• [WHAT YOU ARE ASKED TO DO] Gather all lines containing the string "like" and copy them out.

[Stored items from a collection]
━━━━

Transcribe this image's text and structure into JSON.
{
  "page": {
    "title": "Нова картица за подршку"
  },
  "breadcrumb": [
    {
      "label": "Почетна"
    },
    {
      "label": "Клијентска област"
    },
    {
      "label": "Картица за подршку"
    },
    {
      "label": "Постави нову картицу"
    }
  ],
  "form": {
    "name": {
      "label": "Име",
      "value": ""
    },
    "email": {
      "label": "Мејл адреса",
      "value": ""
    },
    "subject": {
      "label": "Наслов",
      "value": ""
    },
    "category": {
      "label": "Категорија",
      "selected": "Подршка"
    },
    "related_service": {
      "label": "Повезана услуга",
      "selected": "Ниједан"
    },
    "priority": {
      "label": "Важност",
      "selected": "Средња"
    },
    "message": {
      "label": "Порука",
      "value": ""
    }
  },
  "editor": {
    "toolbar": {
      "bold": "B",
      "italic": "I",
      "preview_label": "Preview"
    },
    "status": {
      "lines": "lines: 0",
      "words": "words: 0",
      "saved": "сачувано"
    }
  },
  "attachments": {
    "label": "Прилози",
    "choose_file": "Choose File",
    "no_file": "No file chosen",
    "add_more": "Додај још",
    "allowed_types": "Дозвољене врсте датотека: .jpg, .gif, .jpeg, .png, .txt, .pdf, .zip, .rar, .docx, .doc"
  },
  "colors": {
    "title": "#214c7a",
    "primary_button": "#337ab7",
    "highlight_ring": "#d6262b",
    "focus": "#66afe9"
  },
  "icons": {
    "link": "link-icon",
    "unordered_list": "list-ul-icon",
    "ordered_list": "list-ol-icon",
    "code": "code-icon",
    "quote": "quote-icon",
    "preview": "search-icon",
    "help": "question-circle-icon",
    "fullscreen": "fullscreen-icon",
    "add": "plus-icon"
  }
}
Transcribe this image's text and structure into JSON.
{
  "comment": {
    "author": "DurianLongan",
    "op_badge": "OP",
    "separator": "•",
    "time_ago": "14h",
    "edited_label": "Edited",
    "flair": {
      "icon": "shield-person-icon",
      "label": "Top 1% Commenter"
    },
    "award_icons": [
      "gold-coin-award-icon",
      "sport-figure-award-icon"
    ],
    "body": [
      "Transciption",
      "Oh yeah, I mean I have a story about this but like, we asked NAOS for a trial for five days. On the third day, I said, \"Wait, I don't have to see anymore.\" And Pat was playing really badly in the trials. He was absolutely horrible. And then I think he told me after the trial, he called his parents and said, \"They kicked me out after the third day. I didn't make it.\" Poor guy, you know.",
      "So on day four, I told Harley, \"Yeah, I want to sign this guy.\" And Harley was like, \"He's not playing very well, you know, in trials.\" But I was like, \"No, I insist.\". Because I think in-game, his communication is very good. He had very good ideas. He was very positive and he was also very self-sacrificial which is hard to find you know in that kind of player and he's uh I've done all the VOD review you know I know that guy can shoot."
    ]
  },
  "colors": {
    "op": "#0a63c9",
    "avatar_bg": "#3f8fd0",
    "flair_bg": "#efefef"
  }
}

━━━━

• [SOLUTION FOR THIS TASK]
      "Oh yeah, I mean I have a story about this but like, we asked NAOS for a trial for five days. On the third day, I said, \"Wait, I don't have to see anymore.\" And Pat was playing really badly in the trials. He was absolutely horrible. And then I think he told me after the trial, he called his parents and said, \"They kicked me out after the third day. I didn't make it.\" Poor guy, you know.",
      "So on day four, I told Harley, \"Yeah, I want to sign this guy.\" And Harley was like, \"He's not playing very well, you know, in trials.\" But I was like, \"No, I insist.\". Because I think in-game, his communication is very good. He had very good ideas. He was very positive and he was also very self-sacrificial which is hard to find you know in that kind of player and he's uh I've done all the VOD review you know I know that guy can shoot."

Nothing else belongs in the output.